» Problem to solve
Show all lines from the data that include the word "peut".

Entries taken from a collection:
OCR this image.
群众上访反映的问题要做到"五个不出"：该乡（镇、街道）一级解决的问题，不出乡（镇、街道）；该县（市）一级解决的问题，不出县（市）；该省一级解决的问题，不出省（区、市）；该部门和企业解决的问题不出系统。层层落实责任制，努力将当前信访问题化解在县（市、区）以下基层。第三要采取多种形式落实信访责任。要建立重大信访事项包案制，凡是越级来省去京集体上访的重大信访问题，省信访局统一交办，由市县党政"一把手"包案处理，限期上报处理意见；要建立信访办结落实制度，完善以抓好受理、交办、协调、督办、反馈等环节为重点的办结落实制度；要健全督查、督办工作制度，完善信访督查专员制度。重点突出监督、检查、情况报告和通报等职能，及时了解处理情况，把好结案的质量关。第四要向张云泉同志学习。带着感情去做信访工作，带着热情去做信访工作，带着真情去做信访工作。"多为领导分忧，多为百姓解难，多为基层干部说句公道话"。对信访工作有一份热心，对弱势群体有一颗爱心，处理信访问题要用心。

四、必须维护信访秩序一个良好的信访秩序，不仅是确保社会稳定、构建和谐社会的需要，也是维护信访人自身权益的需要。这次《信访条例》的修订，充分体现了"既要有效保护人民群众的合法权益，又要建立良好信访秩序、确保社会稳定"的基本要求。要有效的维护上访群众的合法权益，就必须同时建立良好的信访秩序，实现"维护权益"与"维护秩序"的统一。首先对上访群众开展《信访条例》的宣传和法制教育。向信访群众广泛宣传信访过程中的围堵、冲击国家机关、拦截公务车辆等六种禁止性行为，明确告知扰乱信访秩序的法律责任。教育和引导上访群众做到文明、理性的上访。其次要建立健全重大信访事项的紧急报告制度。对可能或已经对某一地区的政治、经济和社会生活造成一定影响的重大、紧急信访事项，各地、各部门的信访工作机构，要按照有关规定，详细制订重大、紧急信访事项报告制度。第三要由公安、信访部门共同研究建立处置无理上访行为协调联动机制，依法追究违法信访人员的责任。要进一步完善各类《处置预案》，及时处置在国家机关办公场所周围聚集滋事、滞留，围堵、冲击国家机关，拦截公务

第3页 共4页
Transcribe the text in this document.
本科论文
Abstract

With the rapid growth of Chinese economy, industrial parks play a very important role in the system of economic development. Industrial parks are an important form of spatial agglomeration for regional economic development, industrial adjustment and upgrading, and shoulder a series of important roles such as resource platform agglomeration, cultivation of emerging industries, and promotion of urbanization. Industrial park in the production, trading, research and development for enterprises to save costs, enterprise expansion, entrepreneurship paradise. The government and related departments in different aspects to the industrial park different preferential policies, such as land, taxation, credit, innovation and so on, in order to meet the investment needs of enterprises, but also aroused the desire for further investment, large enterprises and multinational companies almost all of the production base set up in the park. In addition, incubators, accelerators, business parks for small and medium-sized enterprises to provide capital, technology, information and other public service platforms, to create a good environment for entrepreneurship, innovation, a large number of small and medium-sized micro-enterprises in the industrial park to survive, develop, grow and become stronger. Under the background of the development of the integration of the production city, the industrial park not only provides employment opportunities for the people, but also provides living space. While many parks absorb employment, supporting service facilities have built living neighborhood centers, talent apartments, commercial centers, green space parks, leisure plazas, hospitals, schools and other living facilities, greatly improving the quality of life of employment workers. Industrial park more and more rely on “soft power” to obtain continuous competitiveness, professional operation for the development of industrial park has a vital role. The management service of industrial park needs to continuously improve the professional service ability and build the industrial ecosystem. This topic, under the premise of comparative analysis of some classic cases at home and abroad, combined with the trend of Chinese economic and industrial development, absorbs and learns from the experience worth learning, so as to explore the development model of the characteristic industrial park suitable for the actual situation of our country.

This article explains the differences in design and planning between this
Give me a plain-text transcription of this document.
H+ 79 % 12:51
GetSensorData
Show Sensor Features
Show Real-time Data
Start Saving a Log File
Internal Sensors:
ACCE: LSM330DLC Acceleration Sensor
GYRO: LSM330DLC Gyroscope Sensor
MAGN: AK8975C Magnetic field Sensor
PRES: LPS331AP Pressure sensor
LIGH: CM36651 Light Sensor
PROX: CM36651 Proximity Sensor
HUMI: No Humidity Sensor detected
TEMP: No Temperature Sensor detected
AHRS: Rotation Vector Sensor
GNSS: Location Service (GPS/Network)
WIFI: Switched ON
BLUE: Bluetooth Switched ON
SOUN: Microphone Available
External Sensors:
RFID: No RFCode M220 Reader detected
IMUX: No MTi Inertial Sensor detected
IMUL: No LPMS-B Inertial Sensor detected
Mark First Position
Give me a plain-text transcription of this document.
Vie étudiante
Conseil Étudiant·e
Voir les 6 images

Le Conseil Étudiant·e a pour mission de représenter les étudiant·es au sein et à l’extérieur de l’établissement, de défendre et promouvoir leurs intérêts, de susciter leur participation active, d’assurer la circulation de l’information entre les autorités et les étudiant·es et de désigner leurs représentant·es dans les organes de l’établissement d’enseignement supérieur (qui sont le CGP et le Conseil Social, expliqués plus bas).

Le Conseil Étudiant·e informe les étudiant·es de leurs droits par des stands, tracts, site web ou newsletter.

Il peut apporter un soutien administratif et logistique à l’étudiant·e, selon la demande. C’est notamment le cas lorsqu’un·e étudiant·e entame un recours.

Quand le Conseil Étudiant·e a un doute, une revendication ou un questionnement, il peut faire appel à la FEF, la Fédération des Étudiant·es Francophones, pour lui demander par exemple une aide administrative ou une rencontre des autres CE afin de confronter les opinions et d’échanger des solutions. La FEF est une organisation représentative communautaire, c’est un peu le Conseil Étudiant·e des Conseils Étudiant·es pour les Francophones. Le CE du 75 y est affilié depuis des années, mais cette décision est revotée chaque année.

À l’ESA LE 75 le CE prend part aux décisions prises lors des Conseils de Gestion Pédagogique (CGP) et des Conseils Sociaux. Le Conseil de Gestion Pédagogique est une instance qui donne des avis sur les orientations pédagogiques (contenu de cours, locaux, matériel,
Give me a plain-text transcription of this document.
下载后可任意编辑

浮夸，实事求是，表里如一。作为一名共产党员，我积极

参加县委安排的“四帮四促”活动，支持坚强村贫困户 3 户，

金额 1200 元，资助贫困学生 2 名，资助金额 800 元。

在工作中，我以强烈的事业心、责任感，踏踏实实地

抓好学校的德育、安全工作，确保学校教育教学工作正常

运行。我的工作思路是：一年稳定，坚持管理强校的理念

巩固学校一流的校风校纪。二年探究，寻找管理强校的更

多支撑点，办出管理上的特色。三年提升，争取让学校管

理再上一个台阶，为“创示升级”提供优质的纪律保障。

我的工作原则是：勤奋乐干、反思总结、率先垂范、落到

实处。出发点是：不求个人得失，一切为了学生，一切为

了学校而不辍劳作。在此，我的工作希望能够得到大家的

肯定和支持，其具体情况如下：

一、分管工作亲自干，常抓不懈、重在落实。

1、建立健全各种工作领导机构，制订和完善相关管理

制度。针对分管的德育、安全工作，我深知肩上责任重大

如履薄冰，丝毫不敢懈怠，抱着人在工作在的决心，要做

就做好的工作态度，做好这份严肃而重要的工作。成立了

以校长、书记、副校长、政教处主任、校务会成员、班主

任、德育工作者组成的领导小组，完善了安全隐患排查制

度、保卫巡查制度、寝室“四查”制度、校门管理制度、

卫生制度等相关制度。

» Task output
Il peut apporter un soutien administratif et logistique à l’étudiant·e, selon la demande. C’est notamment le cas lorsqu’un·e étudiant·e entame un recours.
Quand le Conseil Étudiant·e a un doute, une revendication ou un questionnement, il peut faire appel à la FEF, la Fédération des Étudiant·es Francophones, pour lui demander par exemple une aide administrative ou une rencontre des autres CE afin de confronter les opinions et d’échanger des solutions. La FEF est une organisation représentative communautaire, c’est un peu le Conseil Étudiant·e des Conseils Étudiant·es pour les Francophones. Le CE du 75 y est affilié depuis des années, mais cette décision est revotée chaque année.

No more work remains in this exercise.